*GOAL*. Copy out the records precisely, omitting pictures.

= = = = = = =

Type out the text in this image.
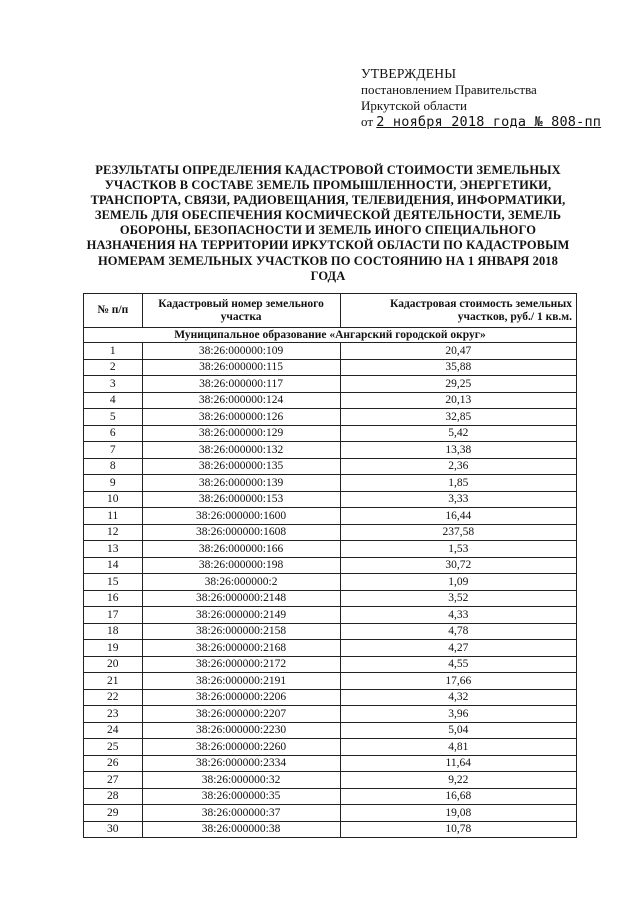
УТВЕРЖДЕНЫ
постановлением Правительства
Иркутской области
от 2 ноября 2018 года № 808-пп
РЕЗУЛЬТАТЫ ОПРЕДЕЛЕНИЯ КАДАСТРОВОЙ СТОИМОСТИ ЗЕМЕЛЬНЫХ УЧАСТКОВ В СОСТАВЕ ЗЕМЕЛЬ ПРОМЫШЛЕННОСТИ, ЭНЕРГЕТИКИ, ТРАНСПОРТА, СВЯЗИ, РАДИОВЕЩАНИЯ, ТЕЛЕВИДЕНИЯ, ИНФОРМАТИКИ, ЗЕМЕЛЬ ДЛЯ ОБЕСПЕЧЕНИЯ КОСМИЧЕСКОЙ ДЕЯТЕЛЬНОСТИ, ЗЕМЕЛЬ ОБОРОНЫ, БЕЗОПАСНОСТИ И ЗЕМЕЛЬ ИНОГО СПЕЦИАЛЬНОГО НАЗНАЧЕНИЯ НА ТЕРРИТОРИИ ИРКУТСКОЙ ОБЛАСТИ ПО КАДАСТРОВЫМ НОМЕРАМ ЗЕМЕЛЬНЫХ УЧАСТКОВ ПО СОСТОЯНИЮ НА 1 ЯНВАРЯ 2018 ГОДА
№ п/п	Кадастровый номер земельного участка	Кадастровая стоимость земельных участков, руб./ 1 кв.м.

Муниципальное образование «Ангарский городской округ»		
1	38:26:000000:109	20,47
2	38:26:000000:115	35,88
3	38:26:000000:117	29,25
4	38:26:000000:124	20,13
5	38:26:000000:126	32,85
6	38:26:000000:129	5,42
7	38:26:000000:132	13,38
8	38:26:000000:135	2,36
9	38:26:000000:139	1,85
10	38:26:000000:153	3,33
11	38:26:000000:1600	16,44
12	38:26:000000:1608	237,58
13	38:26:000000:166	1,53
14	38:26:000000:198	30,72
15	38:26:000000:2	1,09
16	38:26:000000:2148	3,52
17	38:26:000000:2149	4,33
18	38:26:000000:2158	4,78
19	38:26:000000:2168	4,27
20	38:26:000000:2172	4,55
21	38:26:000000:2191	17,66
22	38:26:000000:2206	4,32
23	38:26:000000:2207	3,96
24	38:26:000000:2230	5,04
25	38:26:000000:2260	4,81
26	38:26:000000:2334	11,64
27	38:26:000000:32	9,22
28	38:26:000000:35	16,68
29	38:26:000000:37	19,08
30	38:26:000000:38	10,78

= = = = = = =

*TASK OUTPUT*.
Type out the text in this image.
УТВЕРЖДЕНЫ
постановлением Правительства
Иркутской области
от 2 ноября 2018 года № 808-пп
РЕЗУЛЬТАТЫ ОПРЕДЕЛЕНИЯ КАДАСТРОВОЙ СТОИМОСТИ ЗЕМЕЛЬНЫХ УЧАСТКОВ В СОСТАВЕ ЗЕМЕЛЬ ПРОМЫШЛЕННОСТИ, ЭНЕРГЕТИКИ, ТРАНСПОРТА, СВЯЗИ, РАДИОВЕЩАНИЯ, ТЕЛЕВИДЕНИЯ, ИНФОРМАТИКИ, ЗЕМЕЛЬ ДЛЯ ОБЕСПЕЧЕНИЯ КОСМИЧЕСКОЙ ДЕЯТЕЛЬНОСТИ, ЗЕМЕЛЬ ОБОРОНЫ, БЕЗОПАСНОСТИ И ЗЕМЕЛЬ ИНОГО СПЕЦИАЛЬНОГО НАЗНАЧЕНИЯ НА ТЕРРИТОРИИ ИРКУТСКОЙ ОБЛАСТИ ПО КАДАСТРОВЫМ НОМЕРАМ ЗЕМЕЛЬНЫХ УЧАСТКОВ ПО СОСТОЯНИЮ НА 1 ЯНВАРЯ 2018 ГОДА
№ п/п	Кадастровый номер земельного участка	Кадастровая стоимость земельных участков, руб./ 1 кв.м.

Муниципальное образование «Ангарский городской округ»		
1	38:26:000000:109	20,47
2	38:26:000000:115	35,88
3	38:26:000000:117	29,25
4	38:26:000000:124	20,13
5	38:26:000000:126	32,85
6	38:26:000000:129	5,42
7	38:26:000000:132	13,38
8	38:26:000000:135	2,36
9	38:26:000000:139	1,85
10	38:26:000000:153	3,33
11	38:26:000000:1600	16,44
12	38:26:000000:1608	237,58
13	38:26:000000:166	1,53
14	38:26:000000:198	30,72
15	38:26:000000:2	1,09
16	38:26:000000:2148	3,52
17	38:26:000000:2149	4,33
18	38:26:000000:2158	4,78
19	38:26:000000:2168	4,27
20	38:26:000000:2172	4,55
21	38:26:000000:2191	17,66
22	38:26:000000:2206	4,32
23	38:26:000000:2207	3,96
24	38:26:000000:2230	5,04
25	38:26:000000:2260	4,81
26	38:26:000000:2334	11,64
27	38:26:000000:32	9,22
28	38:26:000000:35	16,68
29	38:26:000000:37	19,08
30	38:26:000000:38	10,78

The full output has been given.